Required task: Replace "triangle-bullet-icon" with "arrow-bullet-icon" everywhere it occurs in the lines below, and return the lines with nothing else changed.

Records for this task:
################

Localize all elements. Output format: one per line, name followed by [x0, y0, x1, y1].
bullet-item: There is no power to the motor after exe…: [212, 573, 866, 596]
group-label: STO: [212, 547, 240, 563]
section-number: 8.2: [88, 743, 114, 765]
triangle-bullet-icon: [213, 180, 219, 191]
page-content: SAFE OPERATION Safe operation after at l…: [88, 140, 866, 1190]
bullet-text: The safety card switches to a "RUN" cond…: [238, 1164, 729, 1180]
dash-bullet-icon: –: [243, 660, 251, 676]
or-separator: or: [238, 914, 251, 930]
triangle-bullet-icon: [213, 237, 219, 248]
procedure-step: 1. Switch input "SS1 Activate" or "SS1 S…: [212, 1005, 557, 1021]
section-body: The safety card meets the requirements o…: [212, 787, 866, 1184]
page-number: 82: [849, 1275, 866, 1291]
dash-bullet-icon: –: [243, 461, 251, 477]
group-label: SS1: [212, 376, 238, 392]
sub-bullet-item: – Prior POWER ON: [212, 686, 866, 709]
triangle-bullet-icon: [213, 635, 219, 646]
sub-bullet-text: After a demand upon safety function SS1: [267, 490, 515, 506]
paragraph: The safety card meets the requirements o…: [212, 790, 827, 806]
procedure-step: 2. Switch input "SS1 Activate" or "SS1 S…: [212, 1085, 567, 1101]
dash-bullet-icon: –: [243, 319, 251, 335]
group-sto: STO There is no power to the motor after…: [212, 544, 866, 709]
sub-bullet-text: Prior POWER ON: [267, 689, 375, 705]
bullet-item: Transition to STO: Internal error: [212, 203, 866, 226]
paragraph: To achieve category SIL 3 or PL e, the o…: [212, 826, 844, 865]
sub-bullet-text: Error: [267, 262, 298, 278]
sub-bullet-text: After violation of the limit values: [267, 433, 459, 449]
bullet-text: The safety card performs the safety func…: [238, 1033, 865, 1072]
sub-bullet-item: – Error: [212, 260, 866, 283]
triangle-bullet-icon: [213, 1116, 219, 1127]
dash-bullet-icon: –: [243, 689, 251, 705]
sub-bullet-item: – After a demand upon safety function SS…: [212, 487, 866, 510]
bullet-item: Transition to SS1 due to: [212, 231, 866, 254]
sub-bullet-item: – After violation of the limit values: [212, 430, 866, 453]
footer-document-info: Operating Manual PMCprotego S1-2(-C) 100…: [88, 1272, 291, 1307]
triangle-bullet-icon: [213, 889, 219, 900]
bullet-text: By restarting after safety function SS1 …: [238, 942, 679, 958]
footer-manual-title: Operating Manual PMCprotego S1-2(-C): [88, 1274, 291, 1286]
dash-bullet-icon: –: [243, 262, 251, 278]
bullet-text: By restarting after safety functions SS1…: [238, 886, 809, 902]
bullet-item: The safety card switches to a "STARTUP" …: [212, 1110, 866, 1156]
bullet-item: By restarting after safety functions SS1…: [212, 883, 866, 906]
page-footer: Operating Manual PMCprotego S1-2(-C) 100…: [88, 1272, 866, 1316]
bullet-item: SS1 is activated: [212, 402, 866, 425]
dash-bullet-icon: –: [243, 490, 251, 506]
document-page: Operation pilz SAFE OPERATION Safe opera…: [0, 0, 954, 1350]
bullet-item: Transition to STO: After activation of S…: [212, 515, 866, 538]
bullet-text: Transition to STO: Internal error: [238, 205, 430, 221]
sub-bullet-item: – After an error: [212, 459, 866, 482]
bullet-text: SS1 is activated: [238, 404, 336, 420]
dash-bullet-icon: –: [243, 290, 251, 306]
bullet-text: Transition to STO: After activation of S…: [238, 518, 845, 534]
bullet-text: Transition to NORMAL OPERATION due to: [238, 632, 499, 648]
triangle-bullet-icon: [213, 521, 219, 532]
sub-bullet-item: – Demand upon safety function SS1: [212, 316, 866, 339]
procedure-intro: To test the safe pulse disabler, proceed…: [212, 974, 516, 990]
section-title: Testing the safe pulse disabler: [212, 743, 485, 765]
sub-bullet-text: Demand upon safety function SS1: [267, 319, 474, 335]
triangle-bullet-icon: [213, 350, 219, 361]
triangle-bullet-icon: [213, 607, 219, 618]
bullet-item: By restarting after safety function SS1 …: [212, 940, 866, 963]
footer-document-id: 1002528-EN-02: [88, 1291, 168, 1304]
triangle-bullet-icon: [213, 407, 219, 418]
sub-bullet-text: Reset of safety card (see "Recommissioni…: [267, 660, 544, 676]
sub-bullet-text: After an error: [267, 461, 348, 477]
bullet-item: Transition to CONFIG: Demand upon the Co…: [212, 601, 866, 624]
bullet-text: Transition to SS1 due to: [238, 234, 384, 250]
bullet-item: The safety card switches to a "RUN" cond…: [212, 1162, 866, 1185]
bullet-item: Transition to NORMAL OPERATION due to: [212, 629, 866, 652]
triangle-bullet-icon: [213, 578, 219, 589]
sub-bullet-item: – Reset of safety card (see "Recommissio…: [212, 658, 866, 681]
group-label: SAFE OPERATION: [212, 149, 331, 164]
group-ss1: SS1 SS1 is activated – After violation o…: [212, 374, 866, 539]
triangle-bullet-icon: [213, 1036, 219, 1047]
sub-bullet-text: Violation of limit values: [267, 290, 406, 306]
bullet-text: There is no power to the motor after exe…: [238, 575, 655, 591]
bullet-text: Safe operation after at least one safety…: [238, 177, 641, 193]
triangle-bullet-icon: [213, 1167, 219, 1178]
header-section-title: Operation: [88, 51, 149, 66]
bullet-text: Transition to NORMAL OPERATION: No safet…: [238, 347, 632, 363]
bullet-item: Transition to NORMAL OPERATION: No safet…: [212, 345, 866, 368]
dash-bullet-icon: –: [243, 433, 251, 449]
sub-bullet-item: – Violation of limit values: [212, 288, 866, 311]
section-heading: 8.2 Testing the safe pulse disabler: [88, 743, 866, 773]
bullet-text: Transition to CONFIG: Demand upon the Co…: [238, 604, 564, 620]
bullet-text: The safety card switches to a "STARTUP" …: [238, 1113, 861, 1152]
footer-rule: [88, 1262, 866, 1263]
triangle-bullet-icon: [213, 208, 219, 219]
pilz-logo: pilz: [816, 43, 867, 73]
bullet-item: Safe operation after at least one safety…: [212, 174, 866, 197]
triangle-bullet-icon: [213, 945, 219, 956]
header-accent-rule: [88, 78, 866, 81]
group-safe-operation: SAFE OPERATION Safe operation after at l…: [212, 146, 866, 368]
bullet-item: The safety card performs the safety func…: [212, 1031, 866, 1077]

################

Completed exercise:
Localize all elements. Output format: one per line, name followed by [x0, y0, x1, y1].
bullet-item: There is no power to the motor after exe…: [212, 573, 866, 596]
group-label: STO: [212, 547, 240, 563]
section-number: 8.2: [88, 743, 114, 765]
arrow-bullet-icon: [213, 180, 219, 191]
page-content: SAFE OPERATION Safe operation after at l…: [88, 140, 866, 1190]
bullet-text: The safety card switches to a "RUN" cond…: [238, 1164, 729, 1180]
dash-bullet-icon: –: [243, 660, 251, 676]
or-separator: or: [238, 914, 251, 930]
arrow-bullet-icon: [213, 237, 219, 248]
procedure-step: 1. Switch input "SS1 Activate" or "SS1 S…: [212, 1005, 557, 1021]
section-body: The safety card meets the requirements o…: [212, 787, 866, 1184]
page-number: 82: [849, 1275, 866, 1291]
dash-bullet-icon: –: [243, 461, 251, 477]
group-label: SS1: [212, 376, 238, 392]
sub-bullet-item: – Prior POWER ON: [212, 686, 866, 709]
arrow-bullet-icon: [213, 635, 219, 646]
sub-bullet-text: After a demand upon safety function SS1: [267, 490, 515, 506]
paragraph: The safety card meets the requirements o…: [212, 790, 827, 806]
procedure-step: 2. Switch input "SS1 Activate" or "SS1 S…: [212, 1085, 567, 1101]
dash-bullet-icon: –: [243, 319, 251, 335]
group-sto: STO There is no power to the motor after…: [212, 544, 866, 709]
sub-bullet-text: Prior POWER ON: [267, 689, 375, 705]
bullet-item: Transition to STO: Internal error: [212, 203, 866, 226]
paragraph: To achieve category SIL 3 or PL e, the o…: [212, 826, 844, 865]
sub-bullet-text: Error: [267, 262, 298, 278]
sub-bullet-text: After violation of the limit values: [267, 433, 459, 449]
bullet-text: The safety card performs the safety func…: [238, 1033, 865, 1072]
sub-bullet-item: – Error: [212, 260, 866, 283]
arrow-bullet-icon: [213, 1116, 219, 1127]
dash-bullet-icon: –: [243, 689, 251, 705]
sub-bullet-item: – After a demand upon safety function SS…: [212, 487, 866, 510]
bullet-item: Transition to SS1 due to: [212, 231, 866, 254]
sub-bullet-item: – After violation of the limit values: [212, 430, 866, 453]
footer-document-info: Operating Manual PMCprotego S1-2(-C) 100…: [88, 1272, 291, 1307]
arrow-bullet-icon: [213, 889, 219, 900]
bullet-text: By restarting after safety function SS1 …: [238, 942, 679, 958]
footer-manual-title: Operating Manual PMCprotego S1-2(-C): [88, 1274, 291, 1286]
dash-bullet-icon: –: [243, 262, 251, 278]
bullet-text: By restarting after safety functions SS1…: [238, 886, 809, 902]
bullet-item: The safety card switches to a "STARTUP" …: [212, 1110, 866, 1156]
bullet-item: By restarting after safety functions SS1…: [212, 883, 866, 906]
page-footer: Operating Manual PMCprotego S1-2(-C) 100…: [88, 1272, 866, 1316]
bullet-item: SS1 is activated: [212, 402, 866, 425]
dash-bullet-icon: –: [243, 490, 251, 506]
document-page: Operation pilz SAFE OPERATION Safe opera…: [0, 0, 954, 1350]
bullet-item: Transition to STO: After activation of S…: [212, 515, 866, 538]
bullet-text: Transition to STO: Internal error: [238, 205, 430, 221]
sub-bullet-item: – After an error: [212, 459, 866, 482]
bullet-text: SS1 is activated: [238, 404, 336, 420]
dash-bullet-icon: –: [243, 290, 251, 306]
bullet-text: Transition to STO: After activation of S…: [238, 518, 845, 534]
bullet-text: Transition to NORMAL OPERATION due to: [238, 632, 499, 648]
arrow-bullet-icon: [213, 521, 219, 532]
sub-bullet-item: – Demand upon safety function SS1: [212, 316, 866, 339]
procedure-intro: To test the safe pulse disabler, proceed…: [212, 974, 516, 990]
section-title: Testing the safe pulse disabler: [212, 743, 485, 765]
sub-bullet-text: Demand upon safety function SS1: [267, 319, 474, 335]
arrow-bullet-icon: [213, 350, 219, 361]
arrow-bullet-icon: [213, 607, 219, 618]
bullet-item: By restarting after safety function SS1 …: [212, 940, 866, 963]
footer-document-id: 1002528-EN-02: [88, 1291, 168, 1304]
arrow-bullet-icon: [213, 407, 219, 418]
sub-bullet-text: Reset of safety card (see "Recommissioni…: [267, 660, 544, 676]
sub-bullet-text: After an error: [267, 461, 348, 477]
bullet-item: Transition to CONFIG: Demand upon the Co…: [212, 601, 866, 624]
bullet-text: Transition to SS1 due to: [238, 234, 384, 250]
bullet-item: The safety card switches to a "RUN" cond…: [212, 1162, 866, 1185]
bullet-item: Transition to NORMAL OPERATION due to: [212, 629, 866, 652]
arrow-bullet-icon: [213, 578, 219, 589]
sub-bullet-item: – Reset of safety card (see "Recommissio…: [212, 658, 866, 681]
group-label: SAFE OPERATION: [212, 149, 331, 164]
group-ss1: SS1 SS1 is activated – After violation o…: [212, 374, 866, 539]
arrow-bullet-icon: [213, 1036, 219, 1047]
sub-bullet-text: Violation of limit values: [267, 290, 406, 306]
bullet-text: There is no power to the motor after exe…: [238, 575, 655, 591]
bullet-text: Safe operation after at least one safety…: [238, 177, 641, 193]
arrow-bullet-icon: [213, 1167, 219, 1178]
header-section-title: Operation: [88, 51, 149, 66]
bullet-text: Transition to NORMAL OPERATION: No safet…: [238, 347, 632, 363]
bullet-item: Transition to NORMAL OPERATION: No safet…: [212, 345, 866, 368]
dash-bullet-icon: –: [243, 433, 251, 449]
sub-bullet-item: – Violation of limit values: [212, 288, 866, 311]
section-heading: 8.2 Testing the safe pulse disabler: [88, 743, 866, 773]
bullet-text: Transition to CONFIG: Demand upon the Co…: [238, 604, 564, 620]
bullet-text: The safety card switches to a "STARTUP" …: [238, 1113, 861, 1152]
footer-rule: [88, 1262, 866, 1263]
arrow-bullet-icon: [213, 208, 219, 219]
pilz-logo: pilz: [816, 43, 867, 73]
bullet-item: Safe operation after at least one safety…: [212, 174, 866, 197]
arrow-bullet-icon: [213, 945, 219, 956]
header-accent-rule: [88, 78, 866, 81]
group-safe-operation: SAFE OPERATION Safe operation after at l…: [212, 146, 866, 368]
bullet-item: The safety card performs the safety func…: [212, 1031, 866, 1077]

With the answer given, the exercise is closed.